◆ Record set:
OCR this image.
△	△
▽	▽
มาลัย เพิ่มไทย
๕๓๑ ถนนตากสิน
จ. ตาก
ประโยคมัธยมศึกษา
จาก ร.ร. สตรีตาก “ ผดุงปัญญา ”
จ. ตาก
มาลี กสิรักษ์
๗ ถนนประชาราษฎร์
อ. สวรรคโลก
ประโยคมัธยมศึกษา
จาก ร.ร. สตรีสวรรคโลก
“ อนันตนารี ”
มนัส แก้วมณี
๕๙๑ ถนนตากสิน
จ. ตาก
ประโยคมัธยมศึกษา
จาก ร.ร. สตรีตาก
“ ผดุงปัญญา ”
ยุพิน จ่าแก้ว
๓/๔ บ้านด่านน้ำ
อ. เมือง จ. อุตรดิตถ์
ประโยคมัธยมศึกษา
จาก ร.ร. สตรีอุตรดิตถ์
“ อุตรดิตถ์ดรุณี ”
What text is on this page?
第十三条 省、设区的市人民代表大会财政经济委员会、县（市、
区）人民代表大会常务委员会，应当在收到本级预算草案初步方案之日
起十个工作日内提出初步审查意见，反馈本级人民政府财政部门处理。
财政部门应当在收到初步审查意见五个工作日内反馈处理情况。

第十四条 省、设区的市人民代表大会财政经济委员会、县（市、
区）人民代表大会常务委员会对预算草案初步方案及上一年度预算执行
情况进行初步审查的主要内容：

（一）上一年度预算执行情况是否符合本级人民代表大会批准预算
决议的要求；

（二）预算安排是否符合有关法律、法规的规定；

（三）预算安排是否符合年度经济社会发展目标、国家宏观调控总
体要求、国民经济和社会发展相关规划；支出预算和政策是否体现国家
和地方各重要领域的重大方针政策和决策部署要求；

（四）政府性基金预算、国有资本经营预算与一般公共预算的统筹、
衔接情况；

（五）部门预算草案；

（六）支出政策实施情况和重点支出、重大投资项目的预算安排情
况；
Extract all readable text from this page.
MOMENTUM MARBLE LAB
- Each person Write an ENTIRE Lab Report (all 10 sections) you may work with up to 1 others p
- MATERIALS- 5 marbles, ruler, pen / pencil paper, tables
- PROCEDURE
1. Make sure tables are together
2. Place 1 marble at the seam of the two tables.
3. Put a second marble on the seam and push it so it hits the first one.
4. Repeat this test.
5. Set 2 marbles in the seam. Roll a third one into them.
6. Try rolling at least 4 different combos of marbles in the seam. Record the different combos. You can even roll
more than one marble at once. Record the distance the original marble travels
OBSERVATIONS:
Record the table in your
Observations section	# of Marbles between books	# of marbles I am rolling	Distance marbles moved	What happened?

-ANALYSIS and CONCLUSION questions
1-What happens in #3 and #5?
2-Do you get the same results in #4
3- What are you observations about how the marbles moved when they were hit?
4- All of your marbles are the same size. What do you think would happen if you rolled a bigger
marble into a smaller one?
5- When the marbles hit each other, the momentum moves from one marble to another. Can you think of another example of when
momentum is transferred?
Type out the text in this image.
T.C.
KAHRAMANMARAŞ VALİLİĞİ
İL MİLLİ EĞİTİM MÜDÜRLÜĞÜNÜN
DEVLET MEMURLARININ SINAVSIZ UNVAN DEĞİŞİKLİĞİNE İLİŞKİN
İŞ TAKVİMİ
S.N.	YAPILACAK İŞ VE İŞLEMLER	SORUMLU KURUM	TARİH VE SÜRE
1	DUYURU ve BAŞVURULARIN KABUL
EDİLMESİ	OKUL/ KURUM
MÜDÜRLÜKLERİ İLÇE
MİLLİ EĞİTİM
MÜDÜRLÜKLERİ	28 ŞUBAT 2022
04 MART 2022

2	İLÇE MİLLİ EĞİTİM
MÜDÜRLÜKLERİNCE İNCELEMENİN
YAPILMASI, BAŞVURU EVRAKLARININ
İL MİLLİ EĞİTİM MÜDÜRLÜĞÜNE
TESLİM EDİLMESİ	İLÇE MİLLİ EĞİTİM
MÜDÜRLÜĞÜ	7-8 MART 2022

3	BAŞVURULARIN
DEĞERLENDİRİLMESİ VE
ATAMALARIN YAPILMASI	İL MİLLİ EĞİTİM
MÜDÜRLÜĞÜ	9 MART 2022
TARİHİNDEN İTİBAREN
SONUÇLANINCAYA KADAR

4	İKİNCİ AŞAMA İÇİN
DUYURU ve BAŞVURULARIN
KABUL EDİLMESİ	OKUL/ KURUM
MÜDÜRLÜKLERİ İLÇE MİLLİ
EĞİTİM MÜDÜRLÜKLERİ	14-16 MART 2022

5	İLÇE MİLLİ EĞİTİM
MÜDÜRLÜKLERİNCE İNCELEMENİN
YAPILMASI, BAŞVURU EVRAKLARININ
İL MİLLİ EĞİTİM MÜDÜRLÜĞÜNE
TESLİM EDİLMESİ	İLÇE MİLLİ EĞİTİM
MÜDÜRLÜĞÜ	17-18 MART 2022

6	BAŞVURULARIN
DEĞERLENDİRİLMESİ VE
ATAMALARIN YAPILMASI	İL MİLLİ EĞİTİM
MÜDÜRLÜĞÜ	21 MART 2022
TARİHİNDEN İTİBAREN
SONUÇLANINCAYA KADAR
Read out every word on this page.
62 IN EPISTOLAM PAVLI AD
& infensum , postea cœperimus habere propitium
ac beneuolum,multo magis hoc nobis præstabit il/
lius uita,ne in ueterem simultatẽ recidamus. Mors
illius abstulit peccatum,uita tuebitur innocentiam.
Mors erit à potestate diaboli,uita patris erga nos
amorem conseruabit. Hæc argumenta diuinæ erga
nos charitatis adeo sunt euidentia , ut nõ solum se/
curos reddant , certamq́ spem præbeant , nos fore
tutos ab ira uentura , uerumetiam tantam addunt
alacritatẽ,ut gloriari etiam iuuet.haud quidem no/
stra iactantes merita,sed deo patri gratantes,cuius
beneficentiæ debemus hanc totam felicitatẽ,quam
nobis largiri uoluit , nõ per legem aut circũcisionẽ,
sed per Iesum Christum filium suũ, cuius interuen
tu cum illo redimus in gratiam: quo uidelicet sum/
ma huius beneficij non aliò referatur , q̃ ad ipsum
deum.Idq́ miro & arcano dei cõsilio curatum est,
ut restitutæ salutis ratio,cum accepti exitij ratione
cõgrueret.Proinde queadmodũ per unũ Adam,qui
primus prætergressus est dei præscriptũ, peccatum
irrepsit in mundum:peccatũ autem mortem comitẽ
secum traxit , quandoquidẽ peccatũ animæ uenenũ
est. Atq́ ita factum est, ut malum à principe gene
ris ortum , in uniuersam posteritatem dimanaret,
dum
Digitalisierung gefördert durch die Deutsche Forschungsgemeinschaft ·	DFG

◆ Problem requirements: Transcribe the data above in full, exactly.

◆ The answer:
OCR this image.
△	△
▽	▽
มาลัย เพิ่มไทย
๕๓๑ ถนนตากสิน
จ. ตาก
ประโยคมัธยมศึกษา
จาก ร.ร. สตรีตาก “ ผดุงปัญญา ”
จ. ตาก
มาลี กสิรักษ์
๗ ถนนประชาราษฎร์
อ. สวรรคโลก
ประโยคมัธยมศึกษา
จาก ร.ร. สตรีสวรรคโลก
“ อนันตนารี ”
มนัส แก้วมณี
๕๙๑ ถนนตากสิน
จ. ตาก
ประโยคมัธยมศึกษา
จาก ร.ร. สตรีตาก
“ ผดุงปัญญา ”
ยุพิน จ่าแก้ว
๓/๔ บ้านด่านน้ำ
อ. เมือง จ. อุตรดิตถ์
ประโยคมัธยมศึกษา
จาก ร.ร. สตรีอุตรดิตถ์
“ อุตรดิตถ์ดรุณี ”
What text is on this page?
第十三条 省、设区的市人民代表大会财政经济委员会、县（市、
区）人民代表大会常务委员会，应当在收到本级预算草案初步方案之日
起十个工作日内提出初步审查意见，反馈本级人民政府财政部门处理。
财政部门应当在收到初步审查意见五个工作日内反馈处理情况。

第十四条 省、设区的市人民代表大会财政经济委员会、县（市、
区）人民代表大会常务委员会对预算草案初步方案及上一年度预算执行
情况进行初步审查的主要内容：

（一）上一年度预算执行情况是否符合本级人民代表大会批准预算
决议的要求；

（二）预算安排是否符合有关法律、法规的规定；

（三）预算安排是否符合年度经济社会发展目标、国家宏观调控总
体要求、国民经济和社会发展相关规划；支出预算和政策是否体现国家
和地方各重要领域的重大方针政策和决策部署要求；

（四）政府性基金预算、国有资本经营预算与一般公共预算的统筹、
衔接情况；

（五）部门预算草案；

（六）支出政策实施情况和重点支出、重大投资项目的预算安排情
况；
Extract all readable text from this page.
MOMENTUM MARBLE LAB
- Each person Write an ENTIRE Lab Report (all 10 sections) you may work with up to 1 others p
- MATERIALS- 5 marbles, ruler, pen / pencil paper, tables
- PROCEDURE
1. Make sure tables are together
2. Place 1 marble at the seam of the two tables.
3. Put a second marble on the seam and push it so it hits the first one.
4. Repeat this test.
5. Set 2 marbles in the seam. Roll a third one into them.
6. Try rolling at least 4 different combos of marbles in the seam. Record the different combos. You can even roll
more than one marble at once. Record the distance the original marble travels
OBSERVATIONS:
Record the table in your
Observations section	# of Marbles between books	# of marbles I am rolling	Distance marbles moved	What happened?

-ANALYSIS and CONCLUSION questions
1-What happens in #3 and #5?
2-Do you get the same results in #4
3- What are you observations about how the marbles moved when they were hit?
4- All of your marbles are the same size. What do you think would happen if you rolled a bigger
marble into a smaller one?
5- When the marbles hit each other, the momentum moves from one marble to another. Can you think of another example of when
momentum is transferred?
Type out the text in this image.
T.C.
KAHRAMANMARAŞ VALİLİĞİ
İL MİLLİ EĞİTİM MÜDÜRLÜĞÜNÜN
DEVLET MEMURLARININ SINAVSIZ UNVAN DEĞİŞİKLİĞİNE İLİŞKİN
İŞ TAKVİMİ
S.N.	YAPILACAK İŞ VE İŞLEMLER	SORUMLU KURUM	TARİH VE SÜRE
1	DUYURU ve BAŞVURULARIN KABUL
EDİLMESİ	OKUL/ KURUM
MÜDÜRLÜKLERİ İLÇE
MİLLİ EĞİTİM
MÜDÜRLÜKLERİ	28 ŞUBAT 2022
04 MART 2022

2	İLÇE MİLLİ EĞİTİM
MÜDÜRLÜKLERİNCE İNCELEMENİN
YAPILMASI, BAŞVURU EVRAKLARININ
İL MİLLİ EĞİTİM MÜDÜRLÜĞÜNE
TESLİM EDİLMESİ	İLÇE MİLLİ EĞİTİM
MÜDÜRLÜĞÜ	7-8 MART 2022

3	BAŞVURULARIN
DEĞERLENDİRİLMESİ VE
ATAMALARIN YAPILMASI	İL MİLLİ EĞİTİM
MÜDÜRLÜĞÜ	9 MART 2022
TARİHİNDEN İTİBAREN
SONUÇLANINCAYA KADAR

4	İKİNCİ AŞAMA İÇİN
DUYURU ve BAŞVURULARIN
KABUL EDİLMESİ	OKUL/ KURUM
MÜDÜRLÜKLERİ İLÇE MİLLİ
EĞİTİM MÜDÜRLÜKLERİ	14-16 MART 2022

5	İLÇE MİLLİ EĞİTİM
MÜDÜRLÜKLERİNCE İNCELEMENİN
YAPILMASI, BAŞVURU EVRAKLARININ
İL MİLLİ EĞİTİM MÜDÜRLÜĞÜNE
TESLİM EDİLMESİ	İLÇE MİLLİ EĞİTİM
MÜDÜRLÜĞÜ	17-18 MART 2022

6	BAŞVURULARIN
DEĞERLENDİRİLMESİ VE
ATAMALARIN YAPILMASI	İL MİLLİ EĞİTİM
MÜDÜRLÜĞÜ	21 MART 2022
TARİHİNDEN İTİBAREN
SONUÇLANINCAYA KADAR
Read out every word on this page.
62 IN EPISTOLAM PAVLI AD
& infensum , postea cœperimus habere propitium
ac beneuolum,multo magis hoc nobis præstabit il/
lius uita,ne in ueterem simultatẽ recidamus. Mors
illius abstulit peccatum,uita tuebitur innocentiam.
Mors erit à potestate diaboli,uita patris erga nos
amorem conseruabit. Hæc argumenta diuinæ erga
nos charitatis adeo sunt euidentia , ut nõ solum se/
curos reddant , certamq́ spem præbeant , nos fore
tutos ab ira uentura , uerumetiam tantam addunt
alacritatẽ,ut gloriari etiam iuuet.haud quidem no/
stra iactantes merita,sed deo patri gratantes,cuius
beneficentiæ debemus hanc totam felicitatẽ,quam
nobis largiri uoluit , nõ per legem aut circũcisionẽ,
sed per Iesum Christum filium suũ, cuius interuen
tu cum illo redimus in gratiam: quo uidelicet sum/
ma huius beneficij non aliò referatur , q̃ ad ipsum
deum.Idq́ miro & arcano dei cõsilio curatum est,
ut restitutæ salutis ratio,cum accepti exitij ratione
cõgrueret.Proinde queadmodũ per unũ Adam,qui
primus prætergressus est dei præscriptũ, peccatum
irrepsit in mundum:peccatũ autem mortem comitẽ
secum traxit , quandoquidẽ peccatũ animæ uenenũ
est. Atq́ ita factum est, ut malum à principe gene
ris ortum , in uniuersam posteritatem dimanaret,
dum
Digitalisierung gefördert durch die Deutsche Forschungsgemeinschaft ·	DFG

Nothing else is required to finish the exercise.